[Data entries for graphics]
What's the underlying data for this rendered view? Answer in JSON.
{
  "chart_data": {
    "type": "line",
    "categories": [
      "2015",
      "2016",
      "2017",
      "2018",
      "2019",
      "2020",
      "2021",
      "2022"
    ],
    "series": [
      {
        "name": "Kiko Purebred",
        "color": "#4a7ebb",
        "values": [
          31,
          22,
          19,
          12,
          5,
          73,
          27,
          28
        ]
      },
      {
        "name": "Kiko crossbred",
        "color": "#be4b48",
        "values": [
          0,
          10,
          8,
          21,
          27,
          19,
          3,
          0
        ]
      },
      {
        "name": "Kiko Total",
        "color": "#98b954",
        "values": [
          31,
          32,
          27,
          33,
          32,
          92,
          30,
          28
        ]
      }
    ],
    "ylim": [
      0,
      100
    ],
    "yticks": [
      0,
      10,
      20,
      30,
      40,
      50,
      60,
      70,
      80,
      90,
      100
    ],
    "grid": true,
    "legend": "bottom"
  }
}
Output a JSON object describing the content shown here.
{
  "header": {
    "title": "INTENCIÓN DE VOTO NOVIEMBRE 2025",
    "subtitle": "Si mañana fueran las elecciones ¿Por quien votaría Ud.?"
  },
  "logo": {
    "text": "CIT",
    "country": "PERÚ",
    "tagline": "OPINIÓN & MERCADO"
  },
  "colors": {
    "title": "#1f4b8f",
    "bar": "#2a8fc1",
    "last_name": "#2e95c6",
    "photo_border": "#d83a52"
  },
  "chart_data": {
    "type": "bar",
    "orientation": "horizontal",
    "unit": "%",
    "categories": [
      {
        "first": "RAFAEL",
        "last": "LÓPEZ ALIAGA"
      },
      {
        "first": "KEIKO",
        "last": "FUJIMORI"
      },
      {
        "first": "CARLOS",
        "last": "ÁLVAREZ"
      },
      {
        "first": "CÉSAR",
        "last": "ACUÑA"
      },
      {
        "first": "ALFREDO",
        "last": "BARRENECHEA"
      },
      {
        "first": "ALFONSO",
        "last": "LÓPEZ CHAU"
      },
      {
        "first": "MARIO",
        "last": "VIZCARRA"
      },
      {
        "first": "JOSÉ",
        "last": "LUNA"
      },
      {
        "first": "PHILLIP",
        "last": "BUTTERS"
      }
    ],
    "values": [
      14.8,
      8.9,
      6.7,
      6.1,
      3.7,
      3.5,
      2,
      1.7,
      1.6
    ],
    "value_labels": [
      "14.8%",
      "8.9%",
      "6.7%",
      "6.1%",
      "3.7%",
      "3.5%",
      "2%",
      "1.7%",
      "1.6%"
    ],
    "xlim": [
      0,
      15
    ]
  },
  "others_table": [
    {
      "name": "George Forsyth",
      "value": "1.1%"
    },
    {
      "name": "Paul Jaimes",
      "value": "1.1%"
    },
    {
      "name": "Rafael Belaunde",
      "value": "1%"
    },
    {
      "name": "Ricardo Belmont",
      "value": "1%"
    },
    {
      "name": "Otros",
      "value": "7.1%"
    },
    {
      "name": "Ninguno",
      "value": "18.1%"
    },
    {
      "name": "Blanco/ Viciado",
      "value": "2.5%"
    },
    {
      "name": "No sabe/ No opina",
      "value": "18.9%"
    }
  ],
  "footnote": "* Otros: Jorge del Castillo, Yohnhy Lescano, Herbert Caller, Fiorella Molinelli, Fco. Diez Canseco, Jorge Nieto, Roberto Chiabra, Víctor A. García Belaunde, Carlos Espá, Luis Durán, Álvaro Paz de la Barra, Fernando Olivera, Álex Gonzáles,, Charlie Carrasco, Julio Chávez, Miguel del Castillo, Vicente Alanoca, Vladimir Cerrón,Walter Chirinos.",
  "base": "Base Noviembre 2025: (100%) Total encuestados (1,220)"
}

◆ **Exercise task**
Repeat the listing in full, keeping every line exactly as it is.

◆ **Finished exercise**
What's the underlying data for this rendered view? Answer in JSON.
{
  "chart_data": {
    "type": "line",
    "categories": [
      "2015",
      "2016",
      "2017",
      "2018",
      "2019",
      "2020",
      "2021",
      "2022"
    ],
    "series": [
      {
        "name": "Kiko Purebred",
        "color": "#4a7ebb",
        "values": [
          31,
          22,
          19,
          12,
          5,
          73,
          27,
          28
        ]
      },
      {
        "name": "Kiko crossbred",
        "color": "#be4b48",
        "values": [
          0,
          10,
          8,
          21,
          27,
          19,
          3,
          0
        ]
      },
      {
        "name": "Kiko Total",
        "color": "#98b954",
        "values": [
          31,
          32,
          27,
          33,
          32,
          92,
          30,
          28
        ]
      }
    ],
    "ylim": [
      0,
      100
    ],
    "yticks": [
      0,
      10,
      20,
      30,
      40,
      50,
      60,
      70,
      80,
      90,
      100
    ],
    "grid": true,
    "legend": "bottom"
  }
}
Output a JSON object describing the content shown here.
{
  "header": {
    "title": "INTENCIÓN DE VOTO NOVIEMBRE 2025",
    "subtitle": "Si mañana fueran las elecciones ¿Por quien votaría Ud.?"
  },
  "logo": {
    "text": "CIT",
    "country": "PERÚ",
    "tagline": "OPINIÓN & MERCADO"
  },
  "colors": {
    "title": "#1f4b8f",
    "bar": "#2a8fc1",
    "last_name": "#2e95c6",
    "photo_border": "#d83a52"
  },
  "chart_data": {
    "type": "bar",
    "orientation": "horizontal",
    "unit": "%",
    "categories": [
      {
        "first": "RAFAEL",
        "last": "LÓPEZ ALIAGA"
      },
      {
        "first": "KEIKO",
        "last": "FUJIMORI"
      },
      {
        "first": "CARLOS",
        "last": "ÁLVAREZ"
      },
      {
        "first": "CÉSAR",
        "last": "ACUÑA"
      },
      {
        "first": "ALFREDO",
        "last": "BARRENECHEA"
      },
      {
        "first": "ALFONSO",
        "last": "LÓPEZ CHAU"
      },
      {
        "first": "MARIO",
        "last": "VIZCARRA"
      },
      {
        "first": "JOSÉ",
        "last": "LUNA"
      },
      {
        "first": "PHILLIP",
        "last": "BUTTERS"
      }
    ],
    "values": [
      14.8,
      8.9,
      6.7,
      6.1,
      3.7,
      3.5,
      2,
      1.7,
      1.6
    ],
    "value_labels": [
      "14.8%",
      "8.9%",
      "6.7%",
      "6.1%",
      "3.7%",
      "3.5%",
      "2%",
      "1.7%",
      "1.6%"
    ],
    "xlim": [
      0,
      15
    ]
  },
  "others_table": [
    {
      "name": "George Forsyth",
      "value": "1.1%"
    },
    {
      "name": "Paul Jaimes",
      "value": "1.1%"
    },
    {
      "name": "Rafael Belaunde",
      "value": "1%"
    },
    {
      "name": "Ricardo Belmont",
      "value": "1%"
    },
    {
      "name": "Otros",
      "value": "7.1%"
    },
    {
      "name": "Ninguno",
      "value": "18.1%"
    },
    {
      "name": "Blanco/ Viciado",
      "value": "2.5%"
    },
    {
      "name": "No sabe/ No opina",
      "value": "18.9%"
    }
  ],
  "footnote": "* Otros: Jorge del Castillo, Yohnhy Lescano, Herbert Caller, Fiorella Molinelli, Fco. Diez Canseco, Jorge Nieto, Roberto Chiabra, Víctor A. García Belaunde, Carlos Espá, Luis Durán, Álvaro Paz de la Barra, Fernando Olivera, Álex Gonzáles,, Charlie Carrasco, Julio Chávez, Miguel del Castillo, Vicente Alanoca, Vladimir Cerrón,Walter Chirinos.",
  "base": "Base Noviembre 2025: (100%) Total encuestados (1,220)"
}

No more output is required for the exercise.